• **Set task**
Retype all the entries word for word, but omit the pictures.

• **Records to process**
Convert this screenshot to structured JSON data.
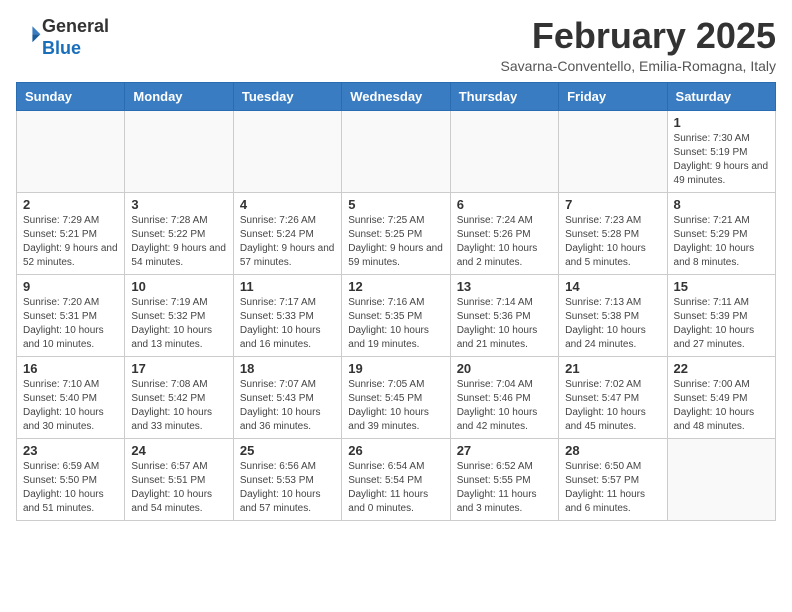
{
  "logo": {
    "general": "General",
    "blue": "Blue"
  },
  "header": {
    "title": "February 2025",
    "subtitle": "Savarna-Conventello, Emilia-Romagna, Italy"
  },
  "weekdays": [
    "Sunday",
    "Monday",
    "Tuesday",
    "Wednesday",
    "Thursday",
    "Friday",
    "Saturday"
  ],
  "weeks": [
    [
      {
        "day": "",
        "info": ""
      },
      {
        "day": "",
        "info": ""
      },
      {
        "day": "",
        "info": ""
      },
      {
        "day": "",
        "info": ""
      },
      {
        "day": "",
        "info": ""
      },
      {
        "day": "",
        "info": ""
      },
      {
        "day": "1",
        "info": "Sunrise: 7:30 AM\nSunset: 5:19 PM\nDaylight: 9 hours and 49 minutes."
      }
    ],
    [
      {
        "day": "2",
        "info": "Sunrise: 7:29 AM\nSunset: 5:21 PM\nDaylight: 9 hours and 52 minutes."
      },
      {
        "day": "3",
        "info": "Sunrise: 7:28 AM\nSunset: 5:22 PM\nDaylight: 9 hours and 54 minutes."
      },
      {
        "day": "4",
        "info": "Sunrise: 7:26 AM\nSunset: 5:24 PM\nDaylight: 9 hours and 57 minutes."
      },
      {
        "day": "5",
        "info": "Sunrise: 7:25 AM\nSunset: 5:25 PM\nDaylight: 9 hours and 59 minutes."
      },
      {
        "day": "6",
        "info": "Sunrise: 7:24 AM\nSunset: 5:26 PM\nDaylight: 10 hours and 2 minutes."
      },
      {
        "day": "7",
        "info": "Sunrise: 7:23 AM\nSunset: 5:28 PM\nDaylight: 10 hours and 5 minutes."
      },
      {
        "day": "8",
        "info": "Sunrise: 7:21 AM\nSunset: 5:29 PM\nDaylight: 10 hours and 8 minutes."
      }
    ],
    [
      {
        "day": "9",
        "info": "Sunrise: 7:20 AM\nSunset: 5:31 PM\nDaylight: 10 hours and 10 minutes."
      },
      {
        "day": "10",
        "info": "Sunrise: 7:19 AM\nSunset: 5:32 PM\nDaylight: 10 hours and 13 minutes."
      },
      {
        "day": "11",
        "info": "Sunrise: 7:17 AM\nSunset: 5:33 PM\nDaylight: 10 hours and 16 minutes."
      },
      {
        "day": "12",
        "info": "Sunrise: 7:16 AM\nSunset: 5:35 PM\nDaylight: 10 hours and 19 minutes."
      },
      {
        "day": "13",
        "info": "Sunrise: 7:14 AM\nSunset: 5:36 PM\nDaylight: 10 hours and 21 minutes."
      },
      {
        "day": "14",
        "info": "Sunrise: 7:13 AM\nSunset: 5:38 PM\nDaylight: 10 hours and 24 minutes."
      },
      {
        "day": "15",
        "info": "Sunrise: 7:11 AM\nSunset: 5:39 PM\nDaylight: 10 hours and 27 minutes."
      }
    ],
    [
      {
        "day": "16",
        "info": "Sunrise: 7:10 AM\nSunset: 5:40 PM\nDaylight: 10 hours and 30 minutes."
      },
      {
        "day": "17",
        "info": "Sunrise: 7:08 AM\nSunset: 5:42 PM\nDaylight: 10 hours and 33 minutes."
      },
      {
        "day": "18",
        "info": "Sunrise: 7:07 AM\nSunset: 5:43 PM\nDaylight: 10 hours and 36 minutes."
      },
      {
        "day": "19",
        "info": "Sunrise: 7:05 AM\nSunset: 5:45 PM\nDaylight: 10 hours and 39 minutes."
      },
      {
        "day": "20",
        "info": "Sunrise: 7:04 AM\nSunset: 5:46 PM\nDaylight: 10 hours and 42 minutes."
      },
      {
        "day": "21",
        "info": "Sunrise: 7:02 AM\nSunset: 5:47 PM\nDaylight: 10 hours and 45 minutes."
      },
      {
        "day": "22",
        "info": "Sunrise: 7:00 AM\nSunset: 5:49 PM\nDaylight: 10 hours and 48 minutes."
      }
    ],
    [
      {
        "day": "23",
        "info": "Sunrise: 6:59 AM\nSunset: 5:50 PM\nDaylight: 10 hours and 51 minutes."
      },
      {
        "day": "24",
        "info": "Sunrise: 6:57 AM\nSunset: 5:51 PM\nDaylight: 10 hours and 54 minutes."
      },
      {
        "day": "25",
        "info": "Sunrise: 6:56 AM\nSunset: 5:53 PM\nDaylight: 10 hours and 57 minutes."
      },
      {
        "day": "26",
        "info": "Sunrise: 6:54 AM\nSunset: 5:54 PM\nDaylight: 11 hours and 0 minutes."
      },
      {
        "day": "27",
        "info": "Sunrise: 6:52 AM\nSunset: 5:55 PM\nDaylight: 11 hours and 3 minutes."
      },
      {
        "day": "28",
        "info": "Sunrise: 6:50 AM\nSunset: 5:57 PM\nDaylight: 11 hours and 6 minutes."
      },
      {
        "day": "",
        "info": ""
      }
    ]
  ]
}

• **Task answer**
Convert this screenshot to structured JSON data.
{
  "logo": {
    "general": "General",
    "blue": "Blue"
  },
  "header": {
    "title": "February 2025",
    "subtitle": "Savarna-Conventello, Emilia-Romagna, Italy"
  },
  "weekdays": [
    "Sunday",
    "Monday",
    "Tuesday",
    "Wednesday",
    "Thursday",
    "Friday",
    "Saturday"
  ],
  "weeks": [
    [
      {
        "day": "",
        "info": ""
      },
      {
        "day": "",
        "info": ""
      },
      {
        "day": "",
        "info": ""
      },
      {
        "day": "",
        "info": ""
      },
      {
        "day": "",
        "info": ""
      },
      {
        "day": "",
        "info": ""
      },
      {
        "day": "1",
        "info": "Sunrise: 7:30 AM\nSunset: 5:19 PM\nDaylight: 9 hours and 49 minutes."
      }
    ],
    [
      {
        "day": "2",
        "info": "Sunrise: 7:29 AM\nSunset: 5:21 PM\nDaylight: 9 hours and 52 minutes."
      },
      {
        "day": "3",
        "info": "Sunrise: 7:28 AM\nSunset: 5:22 PM\nDaylight: 9 hours and 54 minutes."
      },
      {
        "day": "4",
        "info": "Sunrise: 7:26 AM\nSunset: 5:24 PM\nDaylight: 9 hours and 57 minutes."
      },
      {
        "day": "5",
        "info": "Sunrise: 7:25 AM\nSunset: 5:25 PM\nDaylight: 9 hours and 59 minutes."
      },
      {
        "day": "6",
        "info": "Sunrise: 7:24 AM\nSunset: 5:26 PM\nDaylight: 10 hours and 2 minutes."
      },
      {
        "day": "7",
        "info": "Sunrise: 7:23 AM\nSunset: 5:28 PM\nDaylight: 10 hours and 5 minutes."
      },
      {
        "day": "8",
        "info": "Sunrise: 7:21 AM\nSunset: 5:29 PM\nDaylight: 10 hours and 8 minutes."
      }
    ],
    [
      {
        "day": "9",
        "info": "Sunrise: 7:20 AM\nSunset: 5:31 PM\nDaylight: 10 hours and 10 minutes."
      },
      {
        "day": "10",
        "info": "Sunrise: 7:19 AM\nSunset: 5:32 PM\nDaylight: 10 hours and 13 minutes."
      },
      {
        "day": "11",
        "info": "Sunrise: 7:17 AM\nSunset: 5:33 PM\nDaylight: 10 hours and 16 minutes."
      },
      {
        "day": "12",
        "info": "Sunrise: 7:16 AM\nSunset: 5:35 PM\nDaylight: 10 hours and 19 minutes."
      },
      {
        "day": "13",
        "info": "Sunrise: 7:14 AM\nSunset: 5:36 PM\nDaylight: 10 hours and 21 minutes."
      },
      {
        "day": "14",
        "info": "Sunrise: 7:13 AM\nSunset: 5:38 PM\nDaylight: 10 hours and 24 minutes."
      },
      {
        "day": "15",
        "info": "Sunrise: 7:11 AM\nSunset: 5:39 PM\nDaylight: 10 hours and 27 minutes."
      }
    ],
    [
      {
        "day": "16",
        "info": "Sunrise: 7:10 AM\nSunset: 5:40 PM\nDaylight: 10 hours and 30 minutes."
      },
      {
        "day": "17",
        "info": "Sunrise: 7:08 AM\nSunset: 5:42 PM\nDaylight: 10 hours and 33 minutes."
      },
      {
        "day": "18",
        "info": "Sunrise: 7:07 AM\nSunset: 5:43 PM\nDaylight: 10 hours and 36 minutes."
      },
      {
        "day": "19",
        "info": "Sunrise: 7:05 AM\nSunset: 5:45 PM\nDaylight: 10 hours and 39 minutes."
      },
      {
        "day": "20",
        "info": "Sunrise: 7:04 AM\nSunset: 5:46 PM\nDaylight: 10 hours and 42 minutes."
      },
      {
        "day": "21",
        "info": "Sunrise: 7:02 AM\nSunset: 5:47 PM\nDaylight: 10 hours and 45 minutes."
      },
      {
        "day": "22",
        "info": "Sunrise: 7:00 AM\nSunset: 5:49 PM\nDaylight: 10 hours and 48 minutes."
      }
    ],
    [
      {
        "day": "23",
        "info": "Sunrise: 6:59 AM\nSunset: 5:50 PM\nDaylight: 10 hours and 51 minutes."
      },
      {
        "day": "24",
        "info": "Sunrise: 6:57 AM\nSunset: 5:51 PM\nDaylight: 10 hours and 54 minutes."
      },
      {
        "day": "25",
        "info": "Sunrise: 6:56 AM\nSunset: 5:53 PM\nDaylight: 10 hours and 57 minutes."
      },
      {
        "day": "26",
        "info": "Sunrise: 6:54 AM\nSunset: 5:54 PM\nDaylight: 11 hours and 0 minutes."
      },
      {
        "day": "27",
        "info": "Sunrise: 6:52 AM\nSunset: 5:55 PM\nDaylight: 11 hours and 3 minutes."
      },
      {
        "day": "28",
        "info": "Sunrise: 6:50 AM\nSunset: 5:57 PM\nDaylight: 11 hours and 6 minutes."
      },
      {
        "day": "",
        "info": ""
      }
    ]
  ]
}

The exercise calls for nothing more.